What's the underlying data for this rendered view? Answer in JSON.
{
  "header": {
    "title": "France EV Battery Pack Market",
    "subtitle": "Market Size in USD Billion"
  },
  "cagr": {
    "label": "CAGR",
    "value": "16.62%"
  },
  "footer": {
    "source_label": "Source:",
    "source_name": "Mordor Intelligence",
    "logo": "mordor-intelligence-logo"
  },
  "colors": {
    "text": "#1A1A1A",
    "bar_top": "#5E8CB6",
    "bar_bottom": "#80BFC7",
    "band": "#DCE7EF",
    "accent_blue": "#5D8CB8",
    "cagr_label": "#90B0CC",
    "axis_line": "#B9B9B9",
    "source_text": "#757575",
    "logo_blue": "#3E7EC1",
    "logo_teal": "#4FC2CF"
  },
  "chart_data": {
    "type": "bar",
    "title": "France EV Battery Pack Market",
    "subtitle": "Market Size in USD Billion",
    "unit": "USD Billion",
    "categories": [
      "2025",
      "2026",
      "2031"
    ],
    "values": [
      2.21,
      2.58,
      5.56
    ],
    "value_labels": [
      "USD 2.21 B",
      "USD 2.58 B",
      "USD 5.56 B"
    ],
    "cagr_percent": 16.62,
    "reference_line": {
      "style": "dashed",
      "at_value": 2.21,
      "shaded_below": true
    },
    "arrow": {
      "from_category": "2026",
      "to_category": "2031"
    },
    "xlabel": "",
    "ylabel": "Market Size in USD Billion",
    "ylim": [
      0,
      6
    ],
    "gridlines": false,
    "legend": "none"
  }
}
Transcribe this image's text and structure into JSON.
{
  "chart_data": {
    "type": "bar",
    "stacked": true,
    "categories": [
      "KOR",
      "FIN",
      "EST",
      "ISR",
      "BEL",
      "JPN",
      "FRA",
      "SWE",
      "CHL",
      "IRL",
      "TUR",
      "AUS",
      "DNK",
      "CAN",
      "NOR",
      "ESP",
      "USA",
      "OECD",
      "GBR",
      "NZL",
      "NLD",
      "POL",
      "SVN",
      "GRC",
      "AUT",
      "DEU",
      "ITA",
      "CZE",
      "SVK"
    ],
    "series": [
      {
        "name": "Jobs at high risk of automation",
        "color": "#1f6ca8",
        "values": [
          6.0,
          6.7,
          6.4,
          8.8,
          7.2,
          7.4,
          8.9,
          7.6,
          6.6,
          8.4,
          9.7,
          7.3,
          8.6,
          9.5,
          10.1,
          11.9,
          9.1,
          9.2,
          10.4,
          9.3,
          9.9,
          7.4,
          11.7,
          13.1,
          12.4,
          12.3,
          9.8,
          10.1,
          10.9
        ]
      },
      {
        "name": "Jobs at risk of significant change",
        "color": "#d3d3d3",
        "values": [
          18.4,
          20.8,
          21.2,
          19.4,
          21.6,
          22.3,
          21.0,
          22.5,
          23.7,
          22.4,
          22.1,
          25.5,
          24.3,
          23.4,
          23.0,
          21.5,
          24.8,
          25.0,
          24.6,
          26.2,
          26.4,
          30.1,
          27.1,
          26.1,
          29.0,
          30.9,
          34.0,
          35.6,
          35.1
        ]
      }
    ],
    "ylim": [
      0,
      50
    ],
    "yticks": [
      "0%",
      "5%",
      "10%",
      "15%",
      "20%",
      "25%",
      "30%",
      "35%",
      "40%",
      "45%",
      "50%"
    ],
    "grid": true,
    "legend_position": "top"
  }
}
·····
**Task instructions**
Where does the word "subtitle" appear? Return each line that holds it.

**Answer to this exercise**
    "subtitle": "Market Size in USD Billion"
    "subtitle": "Market Size in USD Billion",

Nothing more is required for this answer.